Copy each line where the word "Mirror" occurs.

[Figure dataset records]
====

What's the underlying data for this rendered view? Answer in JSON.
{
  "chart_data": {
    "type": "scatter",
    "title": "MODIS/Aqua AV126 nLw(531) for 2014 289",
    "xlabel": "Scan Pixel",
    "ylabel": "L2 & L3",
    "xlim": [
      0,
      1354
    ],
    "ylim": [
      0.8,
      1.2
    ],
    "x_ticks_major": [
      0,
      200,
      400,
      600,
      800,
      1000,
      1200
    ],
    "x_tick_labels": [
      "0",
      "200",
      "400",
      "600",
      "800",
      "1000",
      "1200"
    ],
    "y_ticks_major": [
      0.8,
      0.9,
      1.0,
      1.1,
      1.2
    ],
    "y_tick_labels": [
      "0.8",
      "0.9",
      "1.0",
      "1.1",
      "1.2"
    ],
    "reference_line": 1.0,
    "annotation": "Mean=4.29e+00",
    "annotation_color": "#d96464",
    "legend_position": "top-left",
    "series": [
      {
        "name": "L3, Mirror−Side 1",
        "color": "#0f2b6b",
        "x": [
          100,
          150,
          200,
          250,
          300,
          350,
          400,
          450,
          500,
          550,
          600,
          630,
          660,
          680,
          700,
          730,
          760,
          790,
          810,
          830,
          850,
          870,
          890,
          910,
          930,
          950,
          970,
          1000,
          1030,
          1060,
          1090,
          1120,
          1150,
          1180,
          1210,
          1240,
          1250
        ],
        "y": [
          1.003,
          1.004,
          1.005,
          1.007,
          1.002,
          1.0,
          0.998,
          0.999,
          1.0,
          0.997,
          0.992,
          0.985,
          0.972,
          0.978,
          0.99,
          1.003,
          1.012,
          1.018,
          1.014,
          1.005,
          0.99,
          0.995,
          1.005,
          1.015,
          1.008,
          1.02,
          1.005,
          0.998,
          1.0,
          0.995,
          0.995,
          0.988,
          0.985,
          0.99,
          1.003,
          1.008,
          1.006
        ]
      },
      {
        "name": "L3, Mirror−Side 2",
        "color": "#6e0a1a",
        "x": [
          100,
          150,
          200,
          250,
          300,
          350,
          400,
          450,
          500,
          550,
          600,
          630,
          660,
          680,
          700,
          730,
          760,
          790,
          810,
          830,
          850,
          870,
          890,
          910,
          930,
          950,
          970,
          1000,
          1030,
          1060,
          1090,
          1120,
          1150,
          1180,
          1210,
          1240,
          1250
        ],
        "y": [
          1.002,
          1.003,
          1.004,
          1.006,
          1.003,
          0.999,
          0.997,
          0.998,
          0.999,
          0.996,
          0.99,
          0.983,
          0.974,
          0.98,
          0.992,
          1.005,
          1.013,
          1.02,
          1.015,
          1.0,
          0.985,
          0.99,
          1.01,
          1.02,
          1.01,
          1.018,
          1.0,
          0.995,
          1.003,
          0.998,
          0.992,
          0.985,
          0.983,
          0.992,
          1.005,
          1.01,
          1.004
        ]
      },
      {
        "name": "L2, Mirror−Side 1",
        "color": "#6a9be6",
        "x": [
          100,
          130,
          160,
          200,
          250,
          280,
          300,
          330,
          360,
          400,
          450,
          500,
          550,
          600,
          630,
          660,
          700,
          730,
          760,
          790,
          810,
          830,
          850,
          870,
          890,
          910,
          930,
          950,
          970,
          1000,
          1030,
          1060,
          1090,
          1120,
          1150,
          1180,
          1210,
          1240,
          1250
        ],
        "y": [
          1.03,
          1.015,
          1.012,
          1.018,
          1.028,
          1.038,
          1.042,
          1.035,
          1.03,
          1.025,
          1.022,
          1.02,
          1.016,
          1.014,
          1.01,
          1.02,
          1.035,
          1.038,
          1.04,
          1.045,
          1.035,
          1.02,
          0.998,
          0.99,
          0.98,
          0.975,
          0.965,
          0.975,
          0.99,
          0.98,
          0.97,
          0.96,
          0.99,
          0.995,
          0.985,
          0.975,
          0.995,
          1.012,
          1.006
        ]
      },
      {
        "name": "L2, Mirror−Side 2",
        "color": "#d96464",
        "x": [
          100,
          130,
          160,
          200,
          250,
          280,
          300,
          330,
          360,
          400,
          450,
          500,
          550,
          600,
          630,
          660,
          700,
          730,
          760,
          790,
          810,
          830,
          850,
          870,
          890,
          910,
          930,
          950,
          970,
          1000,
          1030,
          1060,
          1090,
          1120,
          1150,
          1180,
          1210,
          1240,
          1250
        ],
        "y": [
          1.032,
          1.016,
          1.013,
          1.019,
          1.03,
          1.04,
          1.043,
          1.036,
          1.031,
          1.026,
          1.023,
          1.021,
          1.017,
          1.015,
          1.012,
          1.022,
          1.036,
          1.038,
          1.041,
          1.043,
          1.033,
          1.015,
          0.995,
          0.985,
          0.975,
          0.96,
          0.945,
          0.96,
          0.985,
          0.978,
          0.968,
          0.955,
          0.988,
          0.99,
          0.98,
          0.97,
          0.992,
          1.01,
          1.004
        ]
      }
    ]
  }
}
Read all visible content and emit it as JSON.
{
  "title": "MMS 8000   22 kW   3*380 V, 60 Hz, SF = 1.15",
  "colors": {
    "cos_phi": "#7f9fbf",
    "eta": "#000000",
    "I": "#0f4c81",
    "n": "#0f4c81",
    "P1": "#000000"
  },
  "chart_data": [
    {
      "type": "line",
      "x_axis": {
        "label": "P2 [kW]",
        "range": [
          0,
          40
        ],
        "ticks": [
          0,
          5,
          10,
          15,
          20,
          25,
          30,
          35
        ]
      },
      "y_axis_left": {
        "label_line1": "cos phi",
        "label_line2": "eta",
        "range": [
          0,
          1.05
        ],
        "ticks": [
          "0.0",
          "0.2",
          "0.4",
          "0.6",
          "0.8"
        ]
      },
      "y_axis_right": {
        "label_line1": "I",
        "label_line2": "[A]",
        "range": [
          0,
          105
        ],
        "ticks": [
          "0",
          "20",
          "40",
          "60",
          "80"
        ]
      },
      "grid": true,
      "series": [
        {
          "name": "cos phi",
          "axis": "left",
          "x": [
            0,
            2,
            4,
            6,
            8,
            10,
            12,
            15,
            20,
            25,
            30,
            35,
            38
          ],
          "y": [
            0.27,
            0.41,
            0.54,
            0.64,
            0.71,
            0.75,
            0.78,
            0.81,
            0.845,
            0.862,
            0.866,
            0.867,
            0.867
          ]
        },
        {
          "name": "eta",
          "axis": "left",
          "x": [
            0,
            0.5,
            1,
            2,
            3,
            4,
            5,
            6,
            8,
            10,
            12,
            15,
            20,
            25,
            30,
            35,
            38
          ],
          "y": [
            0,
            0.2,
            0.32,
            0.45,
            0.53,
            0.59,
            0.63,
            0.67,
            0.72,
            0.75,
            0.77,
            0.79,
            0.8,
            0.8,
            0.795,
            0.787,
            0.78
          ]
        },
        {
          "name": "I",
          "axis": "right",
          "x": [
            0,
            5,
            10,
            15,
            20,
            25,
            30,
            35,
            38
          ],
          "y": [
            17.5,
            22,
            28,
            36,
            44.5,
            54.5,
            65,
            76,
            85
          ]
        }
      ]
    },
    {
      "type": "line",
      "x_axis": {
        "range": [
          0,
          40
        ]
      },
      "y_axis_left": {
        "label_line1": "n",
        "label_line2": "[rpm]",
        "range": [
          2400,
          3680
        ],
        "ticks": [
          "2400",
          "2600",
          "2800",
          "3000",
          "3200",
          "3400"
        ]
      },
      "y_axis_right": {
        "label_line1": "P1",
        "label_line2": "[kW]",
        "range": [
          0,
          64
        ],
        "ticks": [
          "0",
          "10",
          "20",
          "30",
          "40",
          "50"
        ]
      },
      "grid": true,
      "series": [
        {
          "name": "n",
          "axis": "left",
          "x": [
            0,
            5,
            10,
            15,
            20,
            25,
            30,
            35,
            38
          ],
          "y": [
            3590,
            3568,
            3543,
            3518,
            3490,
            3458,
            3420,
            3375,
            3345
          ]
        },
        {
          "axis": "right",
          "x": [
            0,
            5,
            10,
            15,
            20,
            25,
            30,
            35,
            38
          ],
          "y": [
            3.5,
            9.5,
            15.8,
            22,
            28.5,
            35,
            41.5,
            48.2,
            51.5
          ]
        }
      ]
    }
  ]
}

====

## FULL OUTPUT
        "name": "L3, Mirror−Side 1",
        "name": "L3, Mirror−Side 2",
        "name": "L2, Mirror−Side 1",
        "name": "L2, Mirror−Side 2",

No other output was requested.